§ Aim: What is the number of lines holding the word "close"? Write that number and nothing else.

** START **

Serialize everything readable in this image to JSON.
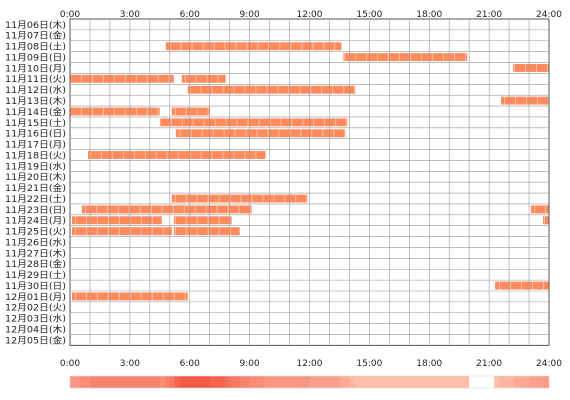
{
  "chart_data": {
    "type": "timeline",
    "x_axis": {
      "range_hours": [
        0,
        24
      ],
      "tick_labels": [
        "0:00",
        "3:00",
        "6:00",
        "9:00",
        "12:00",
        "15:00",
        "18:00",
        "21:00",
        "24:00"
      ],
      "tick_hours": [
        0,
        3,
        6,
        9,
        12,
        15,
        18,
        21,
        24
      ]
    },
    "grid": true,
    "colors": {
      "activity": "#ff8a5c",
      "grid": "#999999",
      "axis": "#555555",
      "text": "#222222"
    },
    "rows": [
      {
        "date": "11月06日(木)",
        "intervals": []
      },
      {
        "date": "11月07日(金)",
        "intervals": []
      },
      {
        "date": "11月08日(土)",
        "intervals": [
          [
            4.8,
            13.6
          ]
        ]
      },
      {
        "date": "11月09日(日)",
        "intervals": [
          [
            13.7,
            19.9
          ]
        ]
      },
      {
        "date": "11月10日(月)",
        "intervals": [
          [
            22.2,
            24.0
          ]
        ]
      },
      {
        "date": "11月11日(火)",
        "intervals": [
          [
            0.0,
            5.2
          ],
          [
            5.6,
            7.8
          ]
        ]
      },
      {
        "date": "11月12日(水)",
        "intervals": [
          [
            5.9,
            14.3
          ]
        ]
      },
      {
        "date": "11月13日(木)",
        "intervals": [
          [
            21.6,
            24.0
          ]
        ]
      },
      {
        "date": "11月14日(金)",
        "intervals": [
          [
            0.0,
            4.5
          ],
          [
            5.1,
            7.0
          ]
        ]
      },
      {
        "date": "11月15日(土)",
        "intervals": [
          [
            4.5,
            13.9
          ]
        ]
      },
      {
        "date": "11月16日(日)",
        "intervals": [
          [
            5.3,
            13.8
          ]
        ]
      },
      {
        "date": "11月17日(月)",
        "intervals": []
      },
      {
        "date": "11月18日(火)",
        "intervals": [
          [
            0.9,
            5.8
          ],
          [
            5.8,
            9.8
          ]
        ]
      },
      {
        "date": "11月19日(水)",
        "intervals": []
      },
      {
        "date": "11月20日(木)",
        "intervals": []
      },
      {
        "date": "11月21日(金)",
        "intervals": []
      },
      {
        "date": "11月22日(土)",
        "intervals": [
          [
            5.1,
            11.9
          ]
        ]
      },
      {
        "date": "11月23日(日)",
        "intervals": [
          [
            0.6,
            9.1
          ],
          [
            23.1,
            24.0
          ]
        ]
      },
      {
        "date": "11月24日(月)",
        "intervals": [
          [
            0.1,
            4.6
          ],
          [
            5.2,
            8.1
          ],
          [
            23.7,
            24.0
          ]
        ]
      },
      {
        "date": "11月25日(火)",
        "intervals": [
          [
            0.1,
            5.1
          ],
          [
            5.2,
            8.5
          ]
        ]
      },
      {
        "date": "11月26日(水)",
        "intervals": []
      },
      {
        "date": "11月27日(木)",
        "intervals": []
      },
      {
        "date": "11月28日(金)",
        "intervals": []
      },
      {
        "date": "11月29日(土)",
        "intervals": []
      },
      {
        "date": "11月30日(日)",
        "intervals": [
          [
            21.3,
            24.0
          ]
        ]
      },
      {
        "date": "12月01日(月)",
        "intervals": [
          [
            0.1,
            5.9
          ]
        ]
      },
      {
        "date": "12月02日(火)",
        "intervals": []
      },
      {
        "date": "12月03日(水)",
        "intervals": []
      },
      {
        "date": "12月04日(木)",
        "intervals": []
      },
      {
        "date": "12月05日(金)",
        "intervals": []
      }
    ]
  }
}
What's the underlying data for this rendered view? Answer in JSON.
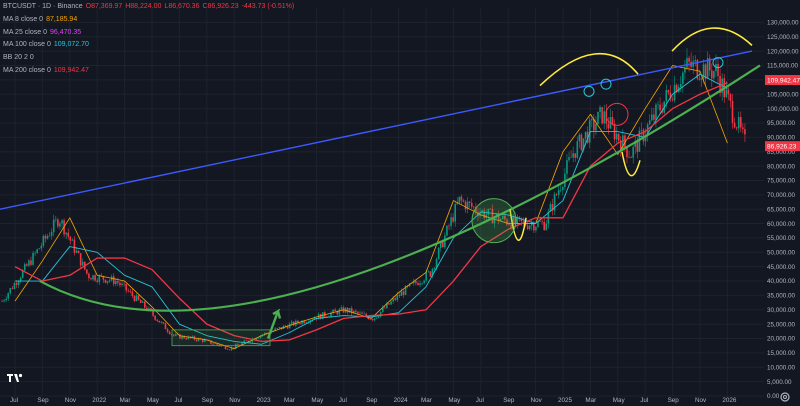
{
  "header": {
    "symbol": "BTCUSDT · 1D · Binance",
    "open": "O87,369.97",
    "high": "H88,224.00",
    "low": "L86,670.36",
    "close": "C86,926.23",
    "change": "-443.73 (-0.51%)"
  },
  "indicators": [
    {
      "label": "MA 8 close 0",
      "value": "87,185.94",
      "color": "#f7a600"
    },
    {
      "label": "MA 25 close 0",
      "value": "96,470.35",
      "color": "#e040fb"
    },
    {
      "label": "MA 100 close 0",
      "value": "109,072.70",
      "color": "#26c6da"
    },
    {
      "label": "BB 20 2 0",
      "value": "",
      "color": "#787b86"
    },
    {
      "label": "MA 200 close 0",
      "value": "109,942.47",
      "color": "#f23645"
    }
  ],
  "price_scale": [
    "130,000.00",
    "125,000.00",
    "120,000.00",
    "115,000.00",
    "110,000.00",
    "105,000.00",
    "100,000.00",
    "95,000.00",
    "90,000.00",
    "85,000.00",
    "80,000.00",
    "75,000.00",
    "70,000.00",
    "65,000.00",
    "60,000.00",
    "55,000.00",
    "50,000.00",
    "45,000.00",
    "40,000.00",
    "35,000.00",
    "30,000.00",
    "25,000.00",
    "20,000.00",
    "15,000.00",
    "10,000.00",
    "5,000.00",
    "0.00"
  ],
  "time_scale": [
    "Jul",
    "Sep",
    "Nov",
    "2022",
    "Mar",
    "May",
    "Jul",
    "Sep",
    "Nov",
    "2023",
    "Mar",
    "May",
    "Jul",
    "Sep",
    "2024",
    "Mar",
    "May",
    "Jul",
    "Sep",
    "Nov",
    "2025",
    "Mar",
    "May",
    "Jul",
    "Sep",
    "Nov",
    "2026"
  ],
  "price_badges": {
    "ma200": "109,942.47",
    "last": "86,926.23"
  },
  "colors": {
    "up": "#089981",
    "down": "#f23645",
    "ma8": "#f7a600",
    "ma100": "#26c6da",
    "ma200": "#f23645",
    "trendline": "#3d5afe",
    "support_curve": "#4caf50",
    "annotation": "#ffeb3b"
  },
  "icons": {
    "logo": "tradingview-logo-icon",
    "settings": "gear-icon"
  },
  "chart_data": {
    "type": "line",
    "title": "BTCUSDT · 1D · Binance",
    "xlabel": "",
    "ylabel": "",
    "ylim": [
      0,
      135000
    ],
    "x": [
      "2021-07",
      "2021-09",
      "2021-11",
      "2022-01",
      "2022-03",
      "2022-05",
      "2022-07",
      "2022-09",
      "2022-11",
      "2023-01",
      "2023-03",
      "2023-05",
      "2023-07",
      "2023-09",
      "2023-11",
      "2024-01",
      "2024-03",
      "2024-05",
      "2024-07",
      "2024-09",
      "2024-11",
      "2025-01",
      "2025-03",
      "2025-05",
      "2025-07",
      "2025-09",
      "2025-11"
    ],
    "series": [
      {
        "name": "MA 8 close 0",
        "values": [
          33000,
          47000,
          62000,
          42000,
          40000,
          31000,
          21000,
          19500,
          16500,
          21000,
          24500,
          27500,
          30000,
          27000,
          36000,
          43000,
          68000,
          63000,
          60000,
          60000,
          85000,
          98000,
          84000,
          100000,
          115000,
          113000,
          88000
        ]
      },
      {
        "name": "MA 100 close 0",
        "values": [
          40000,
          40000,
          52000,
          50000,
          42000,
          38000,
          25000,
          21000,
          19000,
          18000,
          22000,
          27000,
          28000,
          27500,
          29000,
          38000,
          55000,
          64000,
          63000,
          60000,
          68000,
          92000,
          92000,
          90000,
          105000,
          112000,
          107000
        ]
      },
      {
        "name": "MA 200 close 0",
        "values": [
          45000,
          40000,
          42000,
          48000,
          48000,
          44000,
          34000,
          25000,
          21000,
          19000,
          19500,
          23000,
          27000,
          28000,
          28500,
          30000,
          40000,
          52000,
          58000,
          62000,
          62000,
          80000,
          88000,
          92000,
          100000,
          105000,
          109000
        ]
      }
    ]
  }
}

** END **

§ Response for this exercise: 8